◆ PROVIDED MATERIAL ◆
★ ★ ★

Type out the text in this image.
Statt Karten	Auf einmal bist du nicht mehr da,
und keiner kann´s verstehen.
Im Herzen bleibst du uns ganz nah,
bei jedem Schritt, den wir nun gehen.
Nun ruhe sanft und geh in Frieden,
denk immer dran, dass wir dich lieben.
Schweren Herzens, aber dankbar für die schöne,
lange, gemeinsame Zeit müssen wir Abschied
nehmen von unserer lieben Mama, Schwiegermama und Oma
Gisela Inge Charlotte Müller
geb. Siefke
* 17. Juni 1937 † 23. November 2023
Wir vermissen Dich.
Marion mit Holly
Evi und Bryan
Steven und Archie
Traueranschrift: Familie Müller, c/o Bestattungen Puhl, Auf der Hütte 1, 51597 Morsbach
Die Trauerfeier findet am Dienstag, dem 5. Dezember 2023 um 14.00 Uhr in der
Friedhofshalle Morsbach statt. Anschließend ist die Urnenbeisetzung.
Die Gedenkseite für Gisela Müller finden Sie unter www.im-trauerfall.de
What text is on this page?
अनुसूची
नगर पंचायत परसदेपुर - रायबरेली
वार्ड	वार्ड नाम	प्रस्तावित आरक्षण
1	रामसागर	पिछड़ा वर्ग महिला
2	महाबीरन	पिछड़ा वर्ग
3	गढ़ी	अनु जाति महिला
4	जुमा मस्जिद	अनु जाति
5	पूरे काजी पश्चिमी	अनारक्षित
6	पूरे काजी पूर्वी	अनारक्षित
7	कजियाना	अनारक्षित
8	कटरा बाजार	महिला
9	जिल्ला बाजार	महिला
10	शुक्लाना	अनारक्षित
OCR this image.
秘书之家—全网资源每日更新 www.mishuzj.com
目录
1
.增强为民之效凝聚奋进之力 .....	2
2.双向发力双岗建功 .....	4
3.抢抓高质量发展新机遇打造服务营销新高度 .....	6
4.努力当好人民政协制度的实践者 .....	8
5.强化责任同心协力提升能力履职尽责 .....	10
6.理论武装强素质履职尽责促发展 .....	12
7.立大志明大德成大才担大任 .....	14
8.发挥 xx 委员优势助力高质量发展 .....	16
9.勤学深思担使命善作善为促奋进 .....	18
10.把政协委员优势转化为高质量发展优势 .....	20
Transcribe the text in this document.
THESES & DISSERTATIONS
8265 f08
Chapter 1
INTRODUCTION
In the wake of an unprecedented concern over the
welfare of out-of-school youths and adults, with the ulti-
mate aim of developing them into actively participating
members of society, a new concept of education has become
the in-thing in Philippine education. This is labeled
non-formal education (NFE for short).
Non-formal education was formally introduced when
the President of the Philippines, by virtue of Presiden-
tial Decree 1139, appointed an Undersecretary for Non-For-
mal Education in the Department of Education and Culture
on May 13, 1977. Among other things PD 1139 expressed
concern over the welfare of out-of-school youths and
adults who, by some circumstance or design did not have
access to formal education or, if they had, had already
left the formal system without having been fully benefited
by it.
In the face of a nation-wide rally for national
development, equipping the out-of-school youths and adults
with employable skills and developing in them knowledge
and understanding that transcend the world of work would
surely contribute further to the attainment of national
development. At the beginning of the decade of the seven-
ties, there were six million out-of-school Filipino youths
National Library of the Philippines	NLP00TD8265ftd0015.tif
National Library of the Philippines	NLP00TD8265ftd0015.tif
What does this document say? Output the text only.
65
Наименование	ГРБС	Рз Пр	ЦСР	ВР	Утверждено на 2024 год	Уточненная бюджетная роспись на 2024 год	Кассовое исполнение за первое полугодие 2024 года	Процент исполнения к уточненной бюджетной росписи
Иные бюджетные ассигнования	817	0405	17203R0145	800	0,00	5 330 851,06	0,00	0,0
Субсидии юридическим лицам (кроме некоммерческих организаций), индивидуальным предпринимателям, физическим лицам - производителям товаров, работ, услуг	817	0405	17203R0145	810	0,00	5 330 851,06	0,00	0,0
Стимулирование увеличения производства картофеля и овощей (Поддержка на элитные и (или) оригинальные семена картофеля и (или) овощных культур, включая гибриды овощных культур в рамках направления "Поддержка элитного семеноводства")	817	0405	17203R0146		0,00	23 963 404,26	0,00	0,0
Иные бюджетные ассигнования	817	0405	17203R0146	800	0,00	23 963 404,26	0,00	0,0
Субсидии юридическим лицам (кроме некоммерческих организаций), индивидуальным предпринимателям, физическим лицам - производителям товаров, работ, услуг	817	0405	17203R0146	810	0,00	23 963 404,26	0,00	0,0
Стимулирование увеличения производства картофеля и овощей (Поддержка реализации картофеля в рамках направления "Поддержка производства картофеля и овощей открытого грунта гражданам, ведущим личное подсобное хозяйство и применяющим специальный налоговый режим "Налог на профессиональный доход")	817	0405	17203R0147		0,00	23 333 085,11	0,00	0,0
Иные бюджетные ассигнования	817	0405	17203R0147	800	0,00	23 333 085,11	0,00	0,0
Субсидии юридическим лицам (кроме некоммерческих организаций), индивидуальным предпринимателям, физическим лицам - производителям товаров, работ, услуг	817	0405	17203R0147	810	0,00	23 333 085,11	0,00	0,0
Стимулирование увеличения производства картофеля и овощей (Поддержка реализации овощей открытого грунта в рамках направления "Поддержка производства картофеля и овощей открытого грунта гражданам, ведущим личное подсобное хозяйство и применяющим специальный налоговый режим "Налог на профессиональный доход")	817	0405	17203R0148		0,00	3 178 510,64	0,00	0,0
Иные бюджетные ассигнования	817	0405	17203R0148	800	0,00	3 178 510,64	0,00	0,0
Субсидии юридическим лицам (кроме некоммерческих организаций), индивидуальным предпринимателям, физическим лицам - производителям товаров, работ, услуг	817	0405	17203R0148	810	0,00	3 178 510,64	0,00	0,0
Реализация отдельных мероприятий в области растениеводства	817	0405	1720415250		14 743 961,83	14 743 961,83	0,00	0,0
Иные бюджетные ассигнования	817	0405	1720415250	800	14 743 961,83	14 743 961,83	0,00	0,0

★ ★ ★

◆ INSTRUCTIONS TO FOLLOW ◆
Write out every entry verbatim.

◆ FULL ANSWER ◆
Type out the text in this image.
Statt Karten	Auf einmal bist du nicht mehr da,
und keiner kann´s verstehen.
Im Herzen bleibst du uns ganz nah,
bei jedem Schritt, den wir nun gehen.
Nun ruhe sanft und geh in Frieden,
denk immer dran, dass wir dich lieben.
Schweren Herzens, aber dankbar für die schöne,
lange, gemeinsame Zeit müssen wir Abschied
nehmen von unserer lieben Mama, Schwiegermama und Oma
Gisela Inge Charlotte Müller
geb. Siefke
* 17. Juni 1937 † 23. November 2023
Wir vermissen Dich.
Marion mit Holly
Evi und Bryan
Steven und Archie
Traueranschrift: Familie Müller, c/o Bestattungen Puhl, Auf der Hütte 1, 51597 Morsbach
Die Trauerfeier findet am Dienstag, dem 5. Dezember 2023 um 14.00 Uhr in der
Friedhofshalle Morsbach statt. Anschließend ist die Urnenbeisetzung.
Die Gedenkseite für Gisela Müller finden Sie unter www.im-trauerfall.de
What text is on this page?
अनुसूची
नगर पंचायत परसदेपुर - रायबरेली
वार्ड	वार्ड नाम	प्रस्तावित आरक्षण
1	रामसागर	पिछड़ा वर्ग महिला
2	महाबीरन	पिछड़ा वर्ग
3	गढ़ी	अनु जाति महिला
4	जुमा मस्जिद	अनु जाति
5	पूरे काजी पश्चिमी	अनारक्षित
6	पूरे काजी पूर्वी	अनारक्षित
7	कजियाना	अनारक्षित
8	कटरा बाजार	महिला
9	जिल्ला बाजार	महिला
10	शुक्लाना	अनारक्षित
OCR this image.
秘书之家—全网资源每日更新 www.mishuzj.com
目录
1
.增强为民之效凝聚奋进之力 .....	2
2.双向发力双岗建功 .....	4
3.抢抓高质量发展新机遇打造服务营销新高度 .....	6
4.努力当好人民政协制度的实践者 .....	8
5.强化责任同心协力提升能力履职尽责 .....	10
6.理论武装强素质履职尽责促发展 .....	12
7.立大志明大德成大才担大任 .....	14
8.发挥 xx 委员优势助力高质量发展 .....	16
9.勤学深思担使命善作善为促奋进 .....	18
10.把政协委员优势转化为高质量发展优势 .....	20
Transcribe the text in this document.
THESES & DISSERTATIONS
8265 f08
Chapter 1
INTRODUCTION
In the wake of an unprecedented concern over the
welfare of out-of-school youths and adults, with the ulti-
mate aim of developing them into actively participating
members of society, a new concept of education has become
the in-thing in Philippine education. This is labeled
non-formal education (NFE for short).
Non-formal education was formally introduced when
the President of the Philippines, by virtue of Presiden-
tial Decree 1139, appointed an Undersecretary for Non-For-
mal Education in the Department of Education and Culture
on May 13, 1977. Among other things PD 1139 expressed
concern over the welfare of out-of-school youths and
adults who, by some circumstance or design did not have
access to formal education or, if they had, had already
left the formal system without having been fully benefited
by it.
In the face of a nation-wide rally for national
development, equipping the out-of-school youths and adults
with employable skills and developing in them knowledge
and understanding that transcend the world of work would
surely contribute further to the attainment of national
development. At the beginning of the decade of the seven-
ties, there were six million out-of-school Filipino youths
National Library of the Philippines	NLP00TD8265ftd0015.tif
National Library of the Philippines	NLP00TD8265ftd0015.tif
What does this document say? Output the text only.
65
Наименование	ГРБС	Рз Пр	ЦСР	ВР	Утверждено на 2024 год	Уточненная бюджетная роспись на 2024 год	Кассовое исполнение за первое полугодие 2024 года	Процент исполнения к уточненной бюджетной росписи
Иные бюджетные ассигнования	817	0405	17203R0145	800	0,00	5 330 851,06	0,00	0,0
Субсидии юридическим лицам (кроме некоммерческих организаций), индивидуальным предпринимателям, физическим лицам - производителям товаров, работ, услуг	817	0405	17203R0145	810	0,00	5 330 851,06	0,00	0,0
Стимулирование увеличения производства картофеля и овощей (Поддержка на элитные и (или) оригинальные семена картофеля и (или) овощных культур, включая гибриды овощных культур в рамках направления "Поддержка элитного семеноводства")	817	0405	17203R0146		0,00	23 963 404,26	0,00	0,0
Иные бюджетные ассигнования	817	0405	17203R0146	800	0,00	23 963 404,26	0,00	0,0
Субсидии юридическим лицам (кроме некоммерческих организаций), индивидуальным предпринимателям, физическим лицам - производителям товаров, работ, услуг	817	0405	17203R0146	810	0,00	23 963 404,26	0,00	0,0
Стимулирование увеличения производства картофеля и овощей (Поддержка реализации картофеля в рамках направления "Поддержка производства картофеля и овощей открытого грунта гражданам, ведущим личное подсобное хозяйство и применяющим специальный налоговый режим "Налог на профессиональный доход")	817	0405	17203R0147		0,00	23 333 085,11	0,00	0,0
Иные бюджетные ассигнования	817	0405	17203R0147	800	0,00	23 333 085,11	0,00	0,0
Субсидии юридическим лицам (кроме некоммерческих организаций), индивидуальным предпринимателям, физическим лицам - производителям товаров, работ, услуг	817	0405	17203R0147	810	0,00	23 333 085,11	0,00	0,0
Стимулирование увеличения производства картофеля и овощей (Поддержка реализации овощей открытого грунта в рамках направления "Поддержка производства картофеля и овощей открытого грунта гражданам, ведущим личное подсобное хозяйство и применяющим специальный налоговый режим "Налог на профессиональный доход")	817	0405	17203R0148		0,00	3 178 510,64	0,00	0,0
Иные бюджетные ассигнования	817	0405	17203R0148	800	0,00	3 178 510,64	0,00	0,0
Субсидии юридическим лицам (кроме некоммерческих организаций), индивидуальным предпринимателям, физическим лицам - производителям товаров, работ, услуг	817	0405	17203R0148	810	0,00	3 178 510,64	0,00	0,0
Реализация отдельных мероприятий в области растениеводства	817	0405	1720415250		14 743 961,83	14 743 961,83	0,00	0,0
Иные бюджетные ассигнования	817	0405	1720415250	800	14 743 961,83	14 743 961,83	0,00	0,0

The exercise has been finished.